> EXERCISE OBJECTIVE: Give all of the lines again, with nothing added or dropped.

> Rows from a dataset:
++++
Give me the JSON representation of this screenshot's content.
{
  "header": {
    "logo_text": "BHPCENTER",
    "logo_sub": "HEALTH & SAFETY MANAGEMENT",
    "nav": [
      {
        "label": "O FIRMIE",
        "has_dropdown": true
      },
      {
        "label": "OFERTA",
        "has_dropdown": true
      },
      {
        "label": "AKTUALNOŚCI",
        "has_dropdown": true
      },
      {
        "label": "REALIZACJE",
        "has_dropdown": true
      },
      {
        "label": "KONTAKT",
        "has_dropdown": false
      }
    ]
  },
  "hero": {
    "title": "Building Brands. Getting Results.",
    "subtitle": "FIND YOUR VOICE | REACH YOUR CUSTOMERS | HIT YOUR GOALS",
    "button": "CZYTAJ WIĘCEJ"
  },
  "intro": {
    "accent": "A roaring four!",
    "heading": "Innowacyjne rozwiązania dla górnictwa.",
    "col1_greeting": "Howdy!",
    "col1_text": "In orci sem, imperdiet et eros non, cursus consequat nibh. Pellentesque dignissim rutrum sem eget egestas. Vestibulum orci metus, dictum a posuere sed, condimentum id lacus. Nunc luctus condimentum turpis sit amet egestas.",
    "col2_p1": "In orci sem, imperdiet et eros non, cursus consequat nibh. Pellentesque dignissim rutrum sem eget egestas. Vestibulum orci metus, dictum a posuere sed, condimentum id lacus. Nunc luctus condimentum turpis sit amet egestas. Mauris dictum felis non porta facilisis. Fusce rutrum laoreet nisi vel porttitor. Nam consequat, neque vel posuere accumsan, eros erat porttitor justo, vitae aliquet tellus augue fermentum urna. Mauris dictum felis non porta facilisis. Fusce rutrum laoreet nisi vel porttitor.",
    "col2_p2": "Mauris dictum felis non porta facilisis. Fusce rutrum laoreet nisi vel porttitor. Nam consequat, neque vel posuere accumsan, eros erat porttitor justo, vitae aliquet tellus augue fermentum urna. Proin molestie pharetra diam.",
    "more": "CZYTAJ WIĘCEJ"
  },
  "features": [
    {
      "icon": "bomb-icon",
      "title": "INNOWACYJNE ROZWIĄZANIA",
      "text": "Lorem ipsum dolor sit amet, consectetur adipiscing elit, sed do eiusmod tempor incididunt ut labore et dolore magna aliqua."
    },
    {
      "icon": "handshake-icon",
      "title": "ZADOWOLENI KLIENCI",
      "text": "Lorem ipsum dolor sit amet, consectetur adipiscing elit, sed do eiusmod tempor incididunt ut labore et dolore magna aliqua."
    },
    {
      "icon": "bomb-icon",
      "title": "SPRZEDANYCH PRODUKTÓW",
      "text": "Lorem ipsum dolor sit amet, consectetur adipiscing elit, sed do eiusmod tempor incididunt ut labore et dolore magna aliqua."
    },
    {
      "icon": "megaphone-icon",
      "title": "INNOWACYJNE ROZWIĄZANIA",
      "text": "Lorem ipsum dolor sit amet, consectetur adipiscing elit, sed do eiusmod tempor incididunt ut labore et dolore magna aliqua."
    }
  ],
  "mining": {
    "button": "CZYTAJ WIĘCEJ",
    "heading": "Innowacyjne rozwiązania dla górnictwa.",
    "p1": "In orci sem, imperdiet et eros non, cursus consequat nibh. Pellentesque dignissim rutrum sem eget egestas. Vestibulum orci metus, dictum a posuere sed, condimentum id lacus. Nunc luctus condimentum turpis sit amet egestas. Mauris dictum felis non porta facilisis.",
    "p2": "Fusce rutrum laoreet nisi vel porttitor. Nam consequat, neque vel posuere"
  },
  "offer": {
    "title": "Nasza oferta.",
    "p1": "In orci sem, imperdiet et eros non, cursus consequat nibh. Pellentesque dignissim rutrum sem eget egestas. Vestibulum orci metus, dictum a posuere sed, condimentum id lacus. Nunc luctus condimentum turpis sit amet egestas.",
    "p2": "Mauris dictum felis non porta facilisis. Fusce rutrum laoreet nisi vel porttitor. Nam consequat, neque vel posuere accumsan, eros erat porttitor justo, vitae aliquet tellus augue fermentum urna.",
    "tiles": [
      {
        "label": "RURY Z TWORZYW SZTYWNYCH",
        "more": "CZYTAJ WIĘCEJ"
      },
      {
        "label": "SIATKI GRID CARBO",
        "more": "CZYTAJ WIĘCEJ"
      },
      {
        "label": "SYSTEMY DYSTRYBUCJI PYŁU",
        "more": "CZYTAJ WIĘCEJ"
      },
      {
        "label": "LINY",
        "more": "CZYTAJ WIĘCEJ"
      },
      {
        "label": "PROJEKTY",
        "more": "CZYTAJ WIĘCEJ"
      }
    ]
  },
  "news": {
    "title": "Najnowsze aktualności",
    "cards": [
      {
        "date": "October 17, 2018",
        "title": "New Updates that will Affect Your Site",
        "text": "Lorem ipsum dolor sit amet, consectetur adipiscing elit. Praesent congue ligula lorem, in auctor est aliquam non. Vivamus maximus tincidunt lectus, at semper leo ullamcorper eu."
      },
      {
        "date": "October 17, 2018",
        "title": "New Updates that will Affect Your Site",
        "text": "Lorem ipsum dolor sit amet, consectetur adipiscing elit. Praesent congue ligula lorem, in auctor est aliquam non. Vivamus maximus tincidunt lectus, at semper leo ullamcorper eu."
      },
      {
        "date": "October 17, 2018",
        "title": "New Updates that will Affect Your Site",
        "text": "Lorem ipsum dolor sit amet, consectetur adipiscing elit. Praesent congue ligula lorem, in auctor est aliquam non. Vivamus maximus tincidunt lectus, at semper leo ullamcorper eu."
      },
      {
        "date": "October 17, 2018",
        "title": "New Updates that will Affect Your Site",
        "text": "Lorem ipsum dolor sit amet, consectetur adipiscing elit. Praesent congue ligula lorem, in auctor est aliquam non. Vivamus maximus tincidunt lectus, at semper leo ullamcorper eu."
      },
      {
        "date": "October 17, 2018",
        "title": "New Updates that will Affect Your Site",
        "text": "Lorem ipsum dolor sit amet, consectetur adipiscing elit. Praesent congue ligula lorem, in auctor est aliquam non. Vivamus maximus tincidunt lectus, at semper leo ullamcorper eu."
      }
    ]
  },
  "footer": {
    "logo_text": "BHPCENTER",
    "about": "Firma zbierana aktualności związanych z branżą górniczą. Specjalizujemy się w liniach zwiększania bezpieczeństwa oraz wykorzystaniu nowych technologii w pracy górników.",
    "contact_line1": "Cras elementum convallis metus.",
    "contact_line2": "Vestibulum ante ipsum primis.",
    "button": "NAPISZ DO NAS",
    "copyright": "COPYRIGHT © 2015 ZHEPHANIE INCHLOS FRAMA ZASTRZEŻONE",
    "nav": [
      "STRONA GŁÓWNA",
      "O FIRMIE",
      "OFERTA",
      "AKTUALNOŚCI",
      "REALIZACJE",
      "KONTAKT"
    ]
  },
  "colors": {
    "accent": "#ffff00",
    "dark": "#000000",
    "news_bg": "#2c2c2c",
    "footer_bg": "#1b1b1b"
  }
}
++++
> THE SOLUTION:
Give me the JSON representation of this screenshot's content.
{
  "header": {
    "logo_text": "BHPCENTER",
    "logo_sub": "HEALTH & SAFETY MANAGEMENT",
    "nav": [
      {
        "label": "O FIRMIE",
        "has_dropdown": true
      },
      {
        "label": "OFERTA",
        "has_dropdown": true
      },
      {
        "label": "AKTUALNOŚCI",
        "has_dropdown": true
      },
      {
        "label": "REALIZACJE",
        "has_dropdown": true
      },
      {
        "label": "KONTAKT",
        "has_dropdown": false
      }
    ]
  },
  "hero": {
    "title": "Building Brands. Getting Results.",
    "subtitle": "FIND YOUR VOICE | REACH YOUR CUSTOMERS | HIT YOUR GOALS",
    "button": "CZYTAJ WIĘCEJ"
  },
  "intro": {
    "accent": "A roaring four!",
    "heading": "Innowacyjne rozwiązania dla górnictwa.",
    "col1_greeting": "Howdy!",
    "col1_text": "In orci sem, imperdiet et eros non, cursus consequat nibh. Pellentesque dignissim rutrum sem eget egestas. Vestibulum orci metus, dictum a posuere sed, condimentum id lacus. Nunc luctus condimentum turpis sit amet egestas.",
    "col2_p1": "In orci sem, imperdiet et eros non, cursus consequat nibh. Pellentesque dignissim rutrum sem eget egestas. Vestibulum orci metus, dictum a posuere sed, condimentum id lacus. Nunc luctus condimentum turpis sit amet egestas. Mauris dictum felis non porta facilisis. Fusce rutrum laoreet nisi vel porttitor. Nam consequat, neque vel posuere accumsan, eros erat porttitor justo, vitae aliquet tellus augue fermentum urna. Mauris dictum felis non porta facilisis. Fusce rutrum laoreet nisi vel porttitor.",
    "col2_p2": "Mauris dictum felis non porta facilisis. Fusce rutrum laoreet nisi vel porttitor. Nam consequat, neque vel posuere accumsan, eros erat porttitor justo, vitae aliquet tellus augue fermentum urna. Proin molestie pharetra diam.",
    "more": "CZYTAJ WIĘCEJ"
  },
  "features": [
    {
      "icon": "bomb-icon",
      "title": "INNOWACYJNE ROZWIĄZANIA",
      "text": "Lorem ipsum dolor sit amet, consectetur adipiscing elit, sed do eiusmod tempor incididunt ut labore et dolore magna aliqua."
    },
    {
      "icon": "handshake-icon",
      "title": "ZADOWOLENI KLIENCI",
      "text": "Lorem ipsum dolor sit amet, consectetur adipiscing elit, sed do eiusmod tempor incididunt ut labore et dolore magna aliqua."
    },
    {
      "icon": "bomb-icon",
      "title": "SPRZEDANYCH PRODUKTÓW",
      "text": "Lorem ipsum dolor sit amet, consectetur adipiscing elit, sed do eiusmod tempor incididunt ut labore et dolore magna aliqua."
    },
    {
      "icon": "megaphone-icon",
      "title": "INNOWACYJNE ROZWIĄZANIA",
      "text": "Lorem ipsum dolor sit amet, consectetur adipiscing elit, sed do eiusmod tempor incididunt ut labore et dolore magna aliqua."
    }
  ],
  "mining": {
    "button": "CZYTAJ WIĘCEJ",
    "heading": "Innowacyjne rozwiązania dla górnictwa.",
    "p1": "In orci sem, imperdiet et eros non, cursus consequat nibh. Pellentesque dignissim rutrum sem eget egestas. Vestibulum orci metus, dictum a posuere sed, condimentum id lacus. Nunc luctus condimentum turpis sit amet egestas. Mauris dictum felis non porta facilisis.",
    "p2": "Fusce rutrum laoreet nisi vel porttitor. Nam consequat, neque vel posuere"
  },
  "offer": {
    "title": "Nasza oferta.",
    "p1": "In orci sem, imperdiet et eros non, cursus consequat nibh. Pellentesque dignissim rutrum sem eget egestas. Vestibulum orci metus, dictum a posuere sed, condimentum id lacus. Nunc luctus condimentum turpis sit amet egestas.",
    "p2": "Mauris dictum felis non porta facilisis. Fusce rutrum laoreet nisi vel porttitor. Nam consequat, neque vel posuere accumsan, eros erat porttitor justo, vitae aliquet tellus augue fermentum urna.",
    "tiles": [
      {
        "label": "RURY Z TWORZYW SZTYWNYCH",
        "more": "CZYTAJ WIĘCEJ"
      },
      {
        "label": "SIATKI GRID CARBO",
        "more": "CZYTAJ WIĘCEJ"
      },
      {
        "label": "SYSTEMY DYSTRYBUCJI PYŁU",
        "more": "CZYTAJ WIĘCEJ"
      },
      {
        "label": "LINY",
        "more": "CZYTAJ WIĘCEJ"
      },
      {
        "label": "PROJEKTY",
        "more": "CZYTAJ WIĘCEJ"
      }
    ]
  },
  "news": {
    "title": "Najnowsze aktualności",
    "cards": [
      {
        "date": "October 17, 2018",
        "title": "New Updates that will Affect Your Site",
        "text": "Lorem ipsum dolor sit amet, consectetur adipiscing elit. Praesent congue ligula lorem, in auctor est aliquam non. Vivamus maximus tincidunt lectus, at semper leo ullamcorper eu."
      },
      {
        "date": "October 17, 2018",
        "title": "New Updates that will Affect Your Site",
        "text": "Lorem ipsum dolor sit amet, consectetur adipiscing elit. Praesent congue ligula lorem, in auctor est aliquam non. Vivamus maximus tincidunt lectus, at semper leo ullamcorper eu."
      },
      {
        "date": "October 17, 2018",
        "title": "New Updates that will Affect Your Site",
        "text": "Lorem ipsum dolor sit amet, consectetur adipiscing elit. Praesent congue ligula lorem, in auctor est aliquam non. Vivamus maximus tincidunt lectus, at semper leo ullamcorper eu."
      },
      {
        "date": "October 17, 2018",
        "title": "New Updates that will Affect Your Site",
        "text": "Lorem ipsum dolor sit amet, consectetur adipiscing elit. Praesent congue ligula lorem, in auctor est aliquam non. Vivamus maximus tincidunt lectus, at semper leo ullamcorper eu."
      },
      {
        "date": "October 17, 2018",
        "title": "New Updates that will Affect Your Site",
        "text": "Lorem ipsum dolor sit amet, consectetur adipiscing elit. Praesent congue ligula lorem, in auctor est aliquam non. Vivamus maximus tincidunt lectus, at semper leo ullamcorper eu."
      }
    ]
  },
  "footer": {
    "logo_text": "BHPCENTER",
    "about": "Firma zbierana aktualności związanych z branżą górniczą. Specjalizujemy się w liniach zwiększania bezpieczeństwa oraz wykorzystaniu nowych technologii w pracy górników.",
    "contact_line1": "Cras elementum convallis metus.",
    "contact_line2": "Vestibulum ante ipsum primis.",
    "button": "NAPISZ DO NAS",
    "copyright": "COPYRIGHT © 2015 ZHEPHANIE INCHLOS FRAMA ZASTRZEŻONE",
    "nav": [
      "STRONA GŁÓWNA",
      "O FIRMIE",
      "OFERTA",
      "AKTUALNOŚCI",
      "REALIZACJE",
      "KONTAKT"
    ]
  },
  "colors": {
    "accent": "#ffff00",
    "dark": "#000000",
    "news_bg": "#2c2c2c",
    "footer_bg": "#1b1b1b"
  }
}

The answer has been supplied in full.